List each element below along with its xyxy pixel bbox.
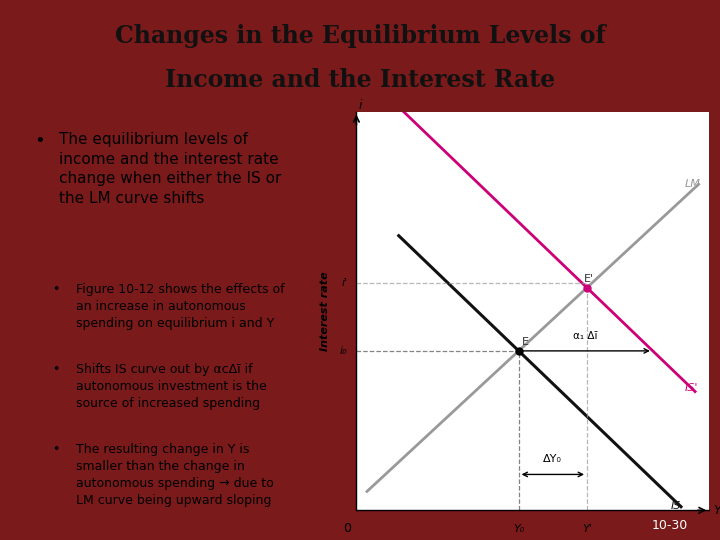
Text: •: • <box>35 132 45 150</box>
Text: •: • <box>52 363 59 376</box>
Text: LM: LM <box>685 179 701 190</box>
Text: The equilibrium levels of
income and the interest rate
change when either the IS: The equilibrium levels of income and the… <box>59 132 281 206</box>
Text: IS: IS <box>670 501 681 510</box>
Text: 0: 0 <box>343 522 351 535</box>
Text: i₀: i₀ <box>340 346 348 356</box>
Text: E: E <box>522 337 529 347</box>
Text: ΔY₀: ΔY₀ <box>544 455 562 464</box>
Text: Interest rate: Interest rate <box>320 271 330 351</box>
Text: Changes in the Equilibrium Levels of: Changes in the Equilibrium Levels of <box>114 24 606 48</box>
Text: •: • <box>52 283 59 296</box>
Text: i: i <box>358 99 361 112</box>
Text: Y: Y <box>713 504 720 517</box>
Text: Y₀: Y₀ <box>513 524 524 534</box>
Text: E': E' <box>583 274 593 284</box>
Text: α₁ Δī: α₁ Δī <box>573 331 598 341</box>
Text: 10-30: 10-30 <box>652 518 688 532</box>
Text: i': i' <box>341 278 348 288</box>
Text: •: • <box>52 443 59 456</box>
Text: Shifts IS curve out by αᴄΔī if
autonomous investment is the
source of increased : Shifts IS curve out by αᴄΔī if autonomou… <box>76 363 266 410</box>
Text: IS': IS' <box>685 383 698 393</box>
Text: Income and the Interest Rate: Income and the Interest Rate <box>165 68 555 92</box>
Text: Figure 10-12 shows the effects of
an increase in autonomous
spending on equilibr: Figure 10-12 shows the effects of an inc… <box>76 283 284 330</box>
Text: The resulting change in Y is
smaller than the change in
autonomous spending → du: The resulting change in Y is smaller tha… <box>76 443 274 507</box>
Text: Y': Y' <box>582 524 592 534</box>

+++++

Transcreva sem nenhuma alteração o trecho dos dados que começa na linha que contém "Text: •: • <box>35 132 45 150</box>" e termina na linha que contém "Text: IS': IS' <box>685 383 698 393</box>", incluindo essas duas linhas.

Resposta escrita >>
Text: •: • <box>35 132 45 150</box>
Text: •: • <box>52 363 59 376</box>
Text: LM: LM <box>685 179 701 190</box>
Text: The equilibrium levels of
income and the interest rate
change when either the IS: The equilibrium levels of income and the… <box>59 132 281 206</box>
Text: IS: IS <box>670 501 681 510</box>
Text: 0: 0 <box>343 522 351 535</box>
Text: i₀: i₀ <box>340 346 348 356</box>
Text: E: E <box>522 337 529 347</box>
Text: ΔY₀: ΔY₀ <box>544 455 562 464</box>
Text: Interest rate: Interest rate <box>320 271 330 351</box>
Text: Changes in the Equilibrium Levels of: Changes in the Equilibrium Levels of <box>114 24 606 48</box>
Text: •: • <box>52 283 59 296</box>
Text: i: i <box>358 99 361 112</box>
Text: Y: Y <box>713 504 720 517</box>
Text: Y₀: Y₀ <box>513 524 524 534</box>
Text: E': E' <box>583 274 593 284</box>
Text: α₁ Δī: α₁ Δī <box>573 331 598 341</box>
Text: 10-30: 10-30 <box>652 518 688 532</box>
Text: i': i' <box>341 278 348 288</box>
Text: •: • <box>52 443 59 456</box>
Text: Shifts IS curve out by αᴄΔī if
autonomous investment is the
source of increased : Shifts IS curve out by αᴄΔī if autonomou… <box>76 363 266 410</box>
Text: IS': IS' <box>685 383 698 393</box>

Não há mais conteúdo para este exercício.